-- Start --

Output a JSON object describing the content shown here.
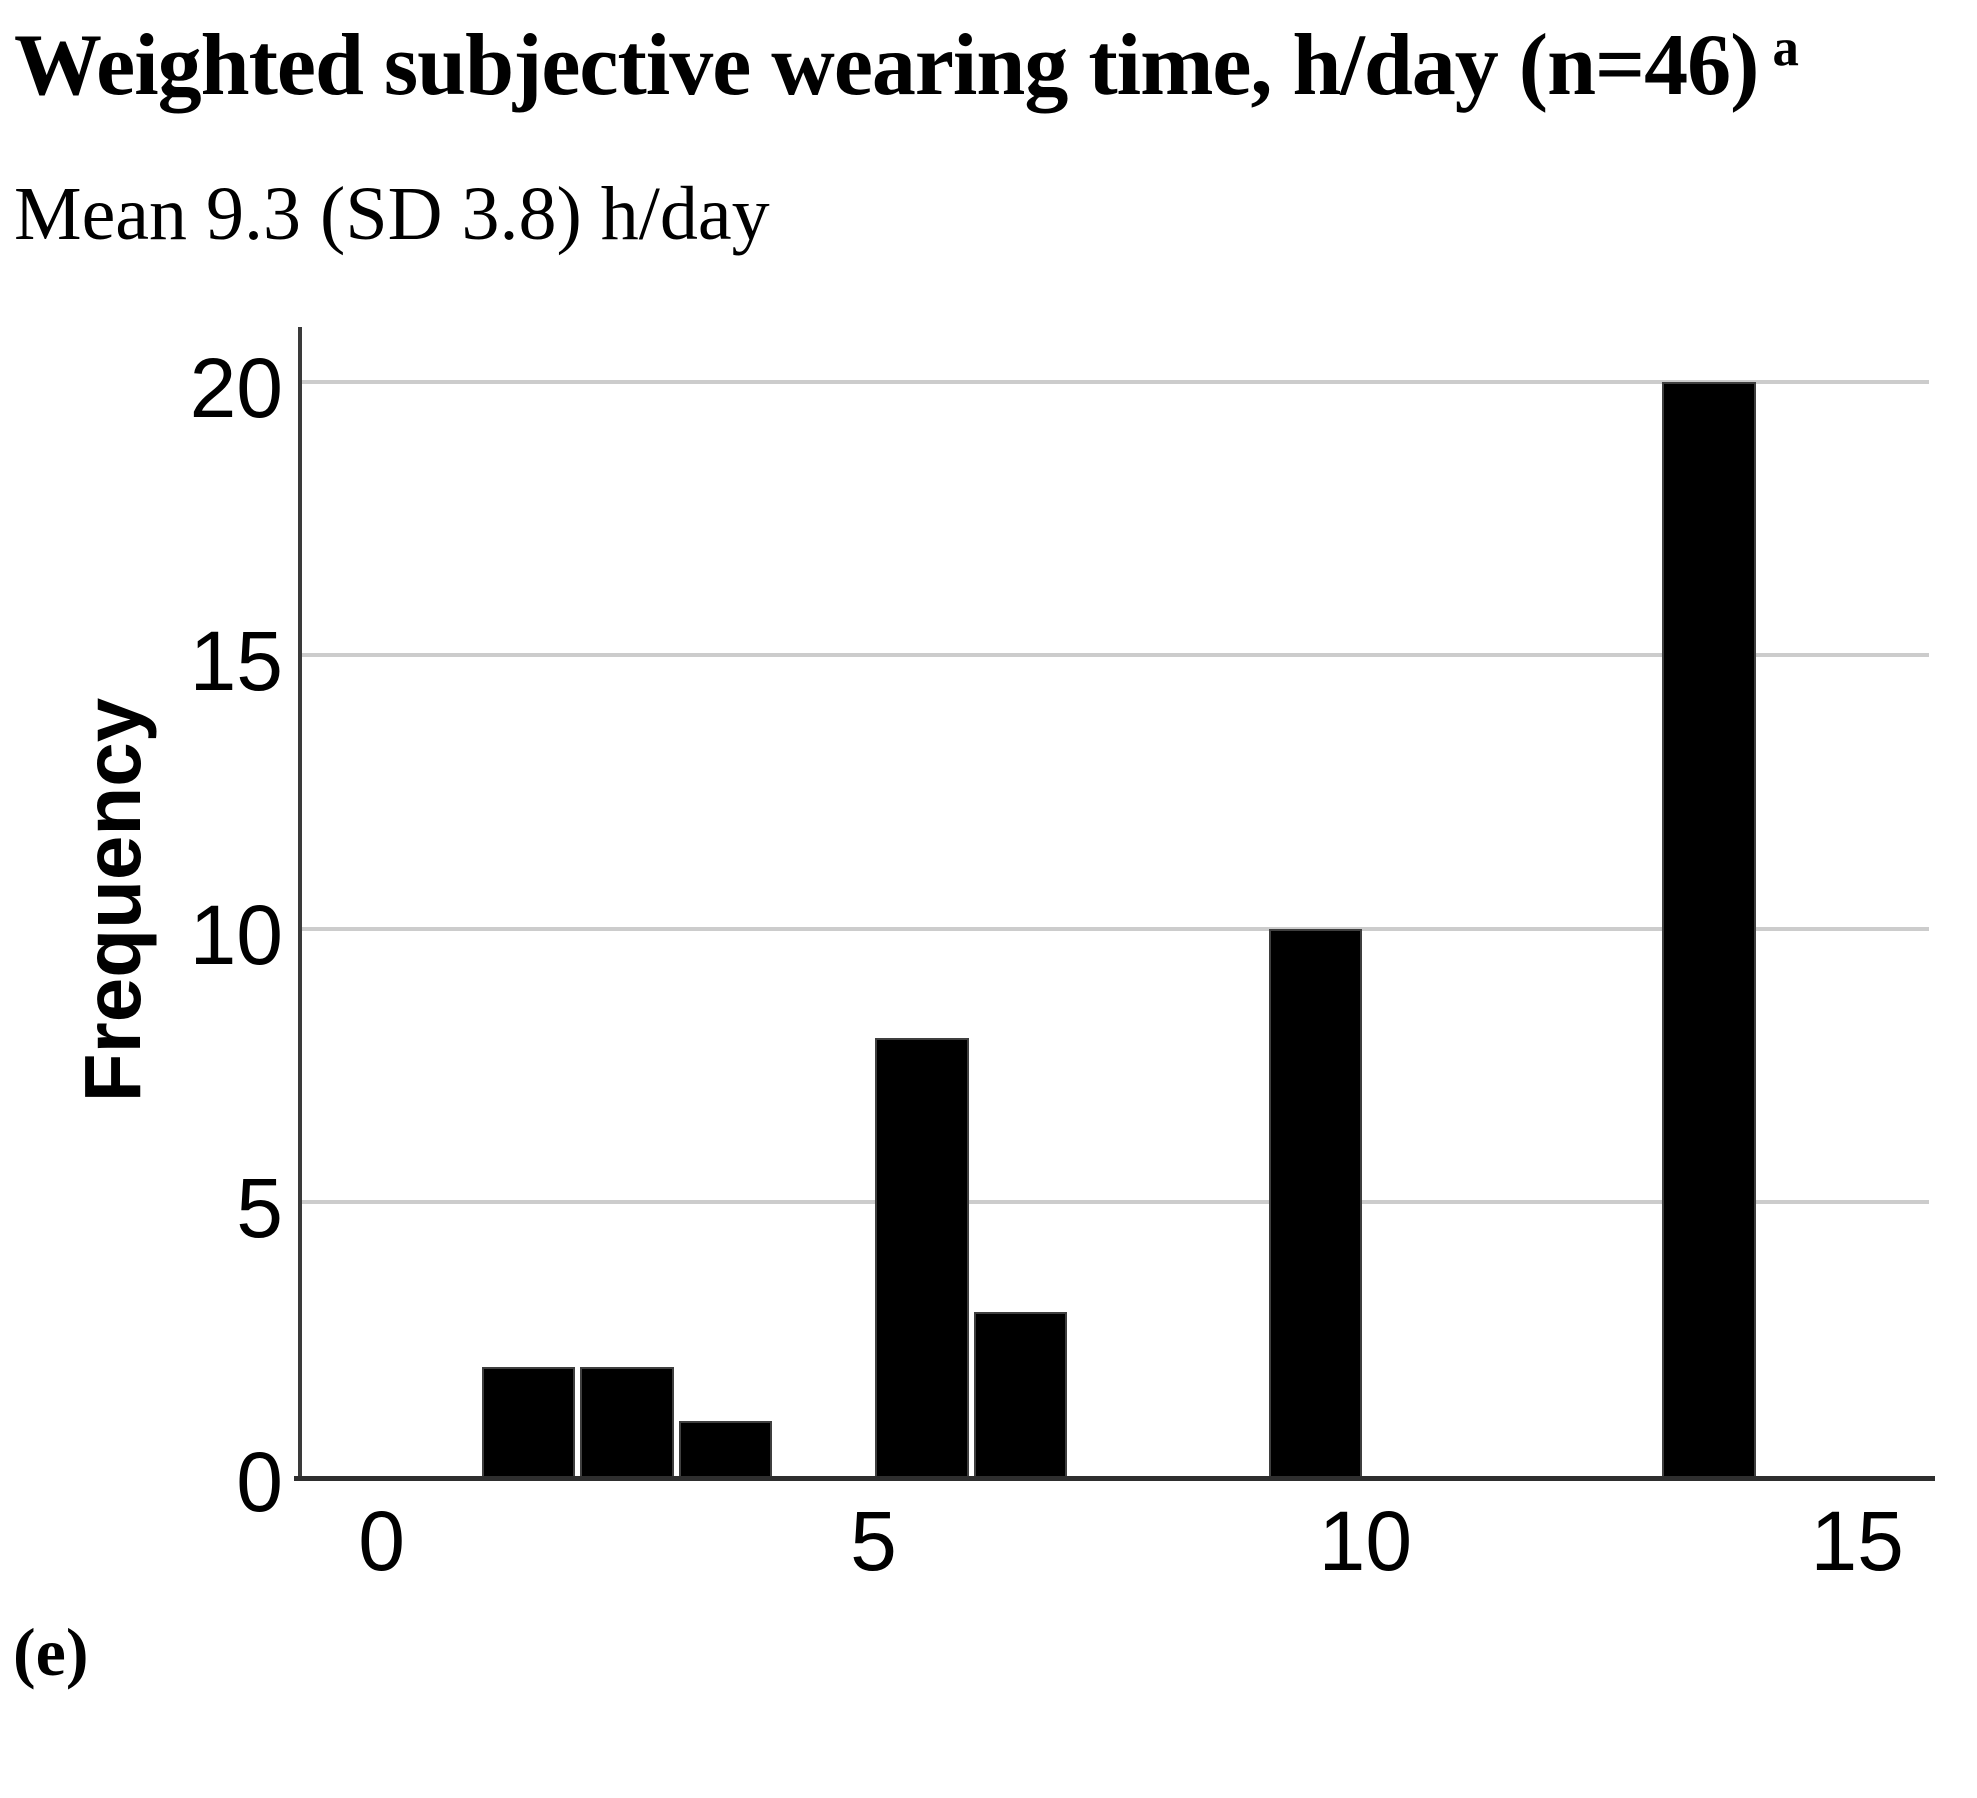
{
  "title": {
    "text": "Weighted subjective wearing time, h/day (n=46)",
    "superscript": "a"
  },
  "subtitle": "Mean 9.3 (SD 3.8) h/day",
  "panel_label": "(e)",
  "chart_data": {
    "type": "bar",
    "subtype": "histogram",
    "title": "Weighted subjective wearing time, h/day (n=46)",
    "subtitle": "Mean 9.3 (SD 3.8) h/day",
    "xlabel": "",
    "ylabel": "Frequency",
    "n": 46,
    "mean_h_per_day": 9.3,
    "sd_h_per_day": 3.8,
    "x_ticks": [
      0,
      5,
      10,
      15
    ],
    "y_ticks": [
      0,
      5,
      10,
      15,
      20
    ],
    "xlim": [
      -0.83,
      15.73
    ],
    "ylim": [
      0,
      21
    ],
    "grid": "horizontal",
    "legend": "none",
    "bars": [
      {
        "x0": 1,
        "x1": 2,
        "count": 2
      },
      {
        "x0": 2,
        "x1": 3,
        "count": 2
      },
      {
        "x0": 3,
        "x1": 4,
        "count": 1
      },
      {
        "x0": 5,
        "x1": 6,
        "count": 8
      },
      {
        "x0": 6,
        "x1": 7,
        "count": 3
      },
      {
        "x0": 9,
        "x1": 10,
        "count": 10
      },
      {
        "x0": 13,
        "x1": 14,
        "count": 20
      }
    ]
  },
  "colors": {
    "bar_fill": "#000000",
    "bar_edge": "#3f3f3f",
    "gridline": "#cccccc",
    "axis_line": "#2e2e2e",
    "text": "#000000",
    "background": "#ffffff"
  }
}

-- End --
-- Start --

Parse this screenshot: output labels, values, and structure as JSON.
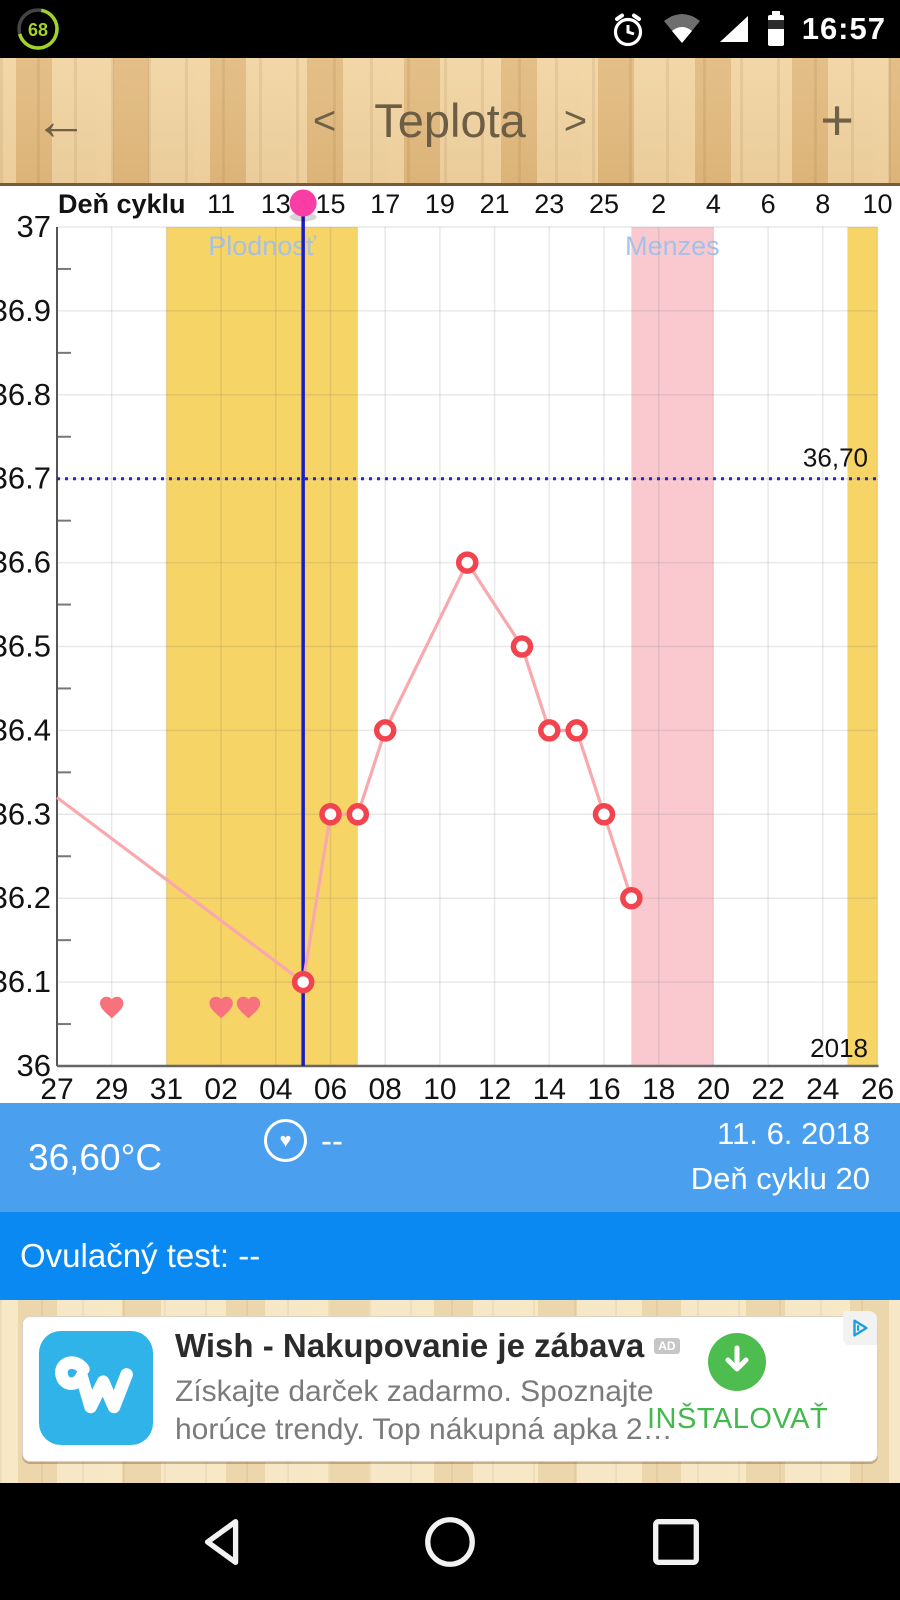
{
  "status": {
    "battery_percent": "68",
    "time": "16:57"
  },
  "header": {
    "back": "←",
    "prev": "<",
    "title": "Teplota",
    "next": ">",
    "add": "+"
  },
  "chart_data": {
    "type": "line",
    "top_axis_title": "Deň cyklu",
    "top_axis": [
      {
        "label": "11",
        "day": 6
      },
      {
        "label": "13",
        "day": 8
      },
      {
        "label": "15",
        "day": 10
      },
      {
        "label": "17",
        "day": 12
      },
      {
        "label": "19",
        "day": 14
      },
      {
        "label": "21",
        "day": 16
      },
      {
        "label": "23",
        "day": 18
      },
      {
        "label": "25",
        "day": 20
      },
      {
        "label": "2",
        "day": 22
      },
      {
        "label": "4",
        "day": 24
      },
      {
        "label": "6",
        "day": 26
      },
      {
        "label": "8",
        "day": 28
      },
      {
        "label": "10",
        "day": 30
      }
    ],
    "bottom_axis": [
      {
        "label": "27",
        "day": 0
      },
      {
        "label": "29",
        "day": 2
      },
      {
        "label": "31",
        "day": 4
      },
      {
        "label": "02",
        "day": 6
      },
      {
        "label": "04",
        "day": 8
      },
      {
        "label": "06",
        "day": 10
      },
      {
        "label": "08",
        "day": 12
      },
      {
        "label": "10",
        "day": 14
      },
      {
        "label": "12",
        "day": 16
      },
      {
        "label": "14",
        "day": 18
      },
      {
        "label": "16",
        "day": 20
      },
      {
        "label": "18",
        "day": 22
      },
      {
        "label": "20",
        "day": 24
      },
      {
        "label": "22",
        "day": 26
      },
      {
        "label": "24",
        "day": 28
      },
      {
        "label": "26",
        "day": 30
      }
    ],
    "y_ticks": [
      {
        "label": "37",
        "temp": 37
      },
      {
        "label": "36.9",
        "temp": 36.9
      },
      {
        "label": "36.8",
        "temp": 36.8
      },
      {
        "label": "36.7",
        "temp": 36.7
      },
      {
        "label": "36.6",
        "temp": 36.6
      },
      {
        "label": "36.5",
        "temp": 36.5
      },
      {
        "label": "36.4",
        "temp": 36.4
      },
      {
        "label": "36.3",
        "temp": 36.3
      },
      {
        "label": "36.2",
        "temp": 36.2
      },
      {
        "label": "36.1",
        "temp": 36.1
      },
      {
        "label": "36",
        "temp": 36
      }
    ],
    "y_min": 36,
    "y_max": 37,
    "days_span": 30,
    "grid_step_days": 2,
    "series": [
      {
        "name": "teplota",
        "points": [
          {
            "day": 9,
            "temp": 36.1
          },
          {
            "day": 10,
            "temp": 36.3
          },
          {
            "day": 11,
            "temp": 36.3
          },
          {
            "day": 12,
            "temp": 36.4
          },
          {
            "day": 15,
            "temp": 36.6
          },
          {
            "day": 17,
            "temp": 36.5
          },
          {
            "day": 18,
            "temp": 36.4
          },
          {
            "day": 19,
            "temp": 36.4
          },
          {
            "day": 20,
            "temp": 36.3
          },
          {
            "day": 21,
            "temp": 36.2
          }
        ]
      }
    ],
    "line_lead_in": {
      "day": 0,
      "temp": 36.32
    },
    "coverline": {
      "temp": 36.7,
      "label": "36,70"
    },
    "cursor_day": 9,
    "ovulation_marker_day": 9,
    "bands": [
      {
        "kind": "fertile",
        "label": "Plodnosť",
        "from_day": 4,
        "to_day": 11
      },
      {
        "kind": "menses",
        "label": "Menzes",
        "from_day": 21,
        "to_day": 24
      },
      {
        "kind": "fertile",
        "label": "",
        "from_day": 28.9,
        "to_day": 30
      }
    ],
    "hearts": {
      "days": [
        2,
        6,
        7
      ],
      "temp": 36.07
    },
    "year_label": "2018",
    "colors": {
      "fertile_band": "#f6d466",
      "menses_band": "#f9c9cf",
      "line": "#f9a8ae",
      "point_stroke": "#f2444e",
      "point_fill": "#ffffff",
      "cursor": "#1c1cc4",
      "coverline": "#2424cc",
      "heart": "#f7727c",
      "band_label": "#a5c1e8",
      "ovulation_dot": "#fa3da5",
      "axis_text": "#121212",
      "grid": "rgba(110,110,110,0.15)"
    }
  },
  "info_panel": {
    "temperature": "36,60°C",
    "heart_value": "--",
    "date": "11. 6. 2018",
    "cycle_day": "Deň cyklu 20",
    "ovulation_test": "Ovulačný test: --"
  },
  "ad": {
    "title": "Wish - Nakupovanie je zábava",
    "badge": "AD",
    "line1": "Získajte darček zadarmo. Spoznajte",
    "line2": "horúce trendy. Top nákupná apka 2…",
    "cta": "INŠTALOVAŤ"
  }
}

-- End --
-- Start --

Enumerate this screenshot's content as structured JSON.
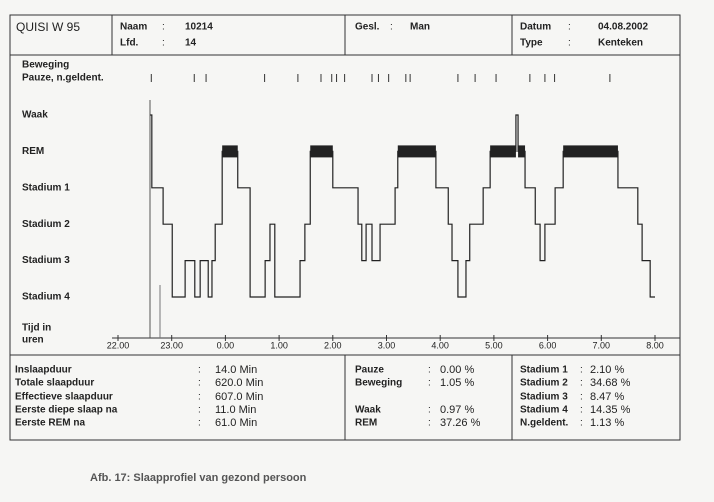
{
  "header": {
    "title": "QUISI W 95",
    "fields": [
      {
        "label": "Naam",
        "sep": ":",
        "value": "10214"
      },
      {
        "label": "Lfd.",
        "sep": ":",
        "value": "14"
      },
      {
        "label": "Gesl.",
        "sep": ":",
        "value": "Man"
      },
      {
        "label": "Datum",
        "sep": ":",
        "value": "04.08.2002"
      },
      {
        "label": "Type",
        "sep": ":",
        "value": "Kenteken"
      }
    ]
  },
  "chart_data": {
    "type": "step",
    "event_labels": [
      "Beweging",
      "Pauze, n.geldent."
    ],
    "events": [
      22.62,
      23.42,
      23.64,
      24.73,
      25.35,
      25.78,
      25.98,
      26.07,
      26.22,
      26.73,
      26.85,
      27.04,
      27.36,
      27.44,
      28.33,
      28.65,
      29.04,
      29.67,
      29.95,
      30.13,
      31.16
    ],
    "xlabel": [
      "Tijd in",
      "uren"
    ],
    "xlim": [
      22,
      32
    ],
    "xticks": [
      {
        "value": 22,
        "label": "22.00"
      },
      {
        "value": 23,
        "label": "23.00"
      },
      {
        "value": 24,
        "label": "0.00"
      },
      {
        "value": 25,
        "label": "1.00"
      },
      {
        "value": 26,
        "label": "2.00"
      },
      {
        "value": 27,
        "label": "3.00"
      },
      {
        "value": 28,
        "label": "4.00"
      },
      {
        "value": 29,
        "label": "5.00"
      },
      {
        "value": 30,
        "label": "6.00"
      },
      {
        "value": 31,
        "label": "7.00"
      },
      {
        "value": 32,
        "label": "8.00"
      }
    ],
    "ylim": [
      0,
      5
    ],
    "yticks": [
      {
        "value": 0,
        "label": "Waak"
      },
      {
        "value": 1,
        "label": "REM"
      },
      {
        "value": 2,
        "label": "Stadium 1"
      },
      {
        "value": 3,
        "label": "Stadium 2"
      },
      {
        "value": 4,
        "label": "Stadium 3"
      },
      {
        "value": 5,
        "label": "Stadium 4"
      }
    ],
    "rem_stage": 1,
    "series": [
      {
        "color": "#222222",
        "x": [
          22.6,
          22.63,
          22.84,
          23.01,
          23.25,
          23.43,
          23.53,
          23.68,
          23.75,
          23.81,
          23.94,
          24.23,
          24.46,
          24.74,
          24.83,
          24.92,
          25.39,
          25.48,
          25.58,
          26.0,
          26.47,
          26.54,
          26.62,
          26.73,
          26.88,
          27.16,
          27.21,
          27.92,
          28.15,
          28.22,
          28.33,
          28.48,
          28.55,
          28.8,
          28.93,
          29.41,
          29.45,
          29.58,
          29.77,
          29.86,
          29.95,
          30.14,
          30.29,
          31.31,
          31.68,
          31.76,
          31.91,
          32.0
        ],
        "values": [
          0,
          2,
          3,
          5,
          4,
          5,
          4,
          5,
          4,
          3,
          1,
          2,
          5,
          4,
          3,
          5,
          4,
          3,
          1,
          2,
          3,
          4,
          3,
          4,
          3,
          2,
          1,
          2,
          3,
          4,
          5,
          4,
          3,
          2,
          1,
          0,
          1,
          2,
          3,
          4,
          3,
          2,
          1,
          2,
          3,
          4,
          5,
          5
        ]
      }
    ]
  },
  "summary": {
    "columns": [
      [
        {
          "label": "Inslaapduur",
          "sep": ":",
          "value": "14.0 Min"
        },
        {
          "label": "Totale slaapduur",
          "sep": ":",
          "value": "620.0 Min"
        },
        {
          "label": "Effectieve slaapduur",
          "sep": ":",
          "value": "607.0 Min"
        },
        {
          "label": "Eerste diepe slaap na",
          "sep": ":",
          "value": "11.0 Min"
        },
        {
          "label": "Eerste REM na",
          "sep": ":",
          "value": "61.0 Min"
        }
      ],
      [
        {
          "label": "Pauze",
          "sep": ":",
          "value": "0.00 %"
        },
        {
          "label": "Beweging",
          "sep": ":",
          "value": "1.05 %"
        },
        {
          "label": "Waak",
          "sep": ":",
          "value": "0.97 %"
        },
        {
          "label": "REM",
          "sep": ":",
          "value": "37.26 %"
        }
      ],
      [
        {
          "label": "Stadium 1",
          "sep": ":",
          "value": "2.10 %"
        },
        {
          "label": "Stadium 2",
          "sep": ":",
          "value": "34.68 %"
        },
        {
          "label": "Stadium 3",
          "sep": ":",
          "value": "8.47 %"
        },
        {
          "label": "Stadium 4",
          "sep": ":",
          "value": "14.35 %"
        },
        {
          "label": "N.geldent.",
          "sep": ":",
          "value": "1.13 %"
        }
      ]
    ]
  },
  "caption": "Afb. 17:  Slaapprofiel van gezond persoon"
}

-- End --

▶ _Your task_:
Show every line from the entries above in which "screenshot" appears.

▶ _Solution_:
Parse this screenshot: output labels, values, and structure as JSON.
Enumerate this screenshot's content as structured JSON.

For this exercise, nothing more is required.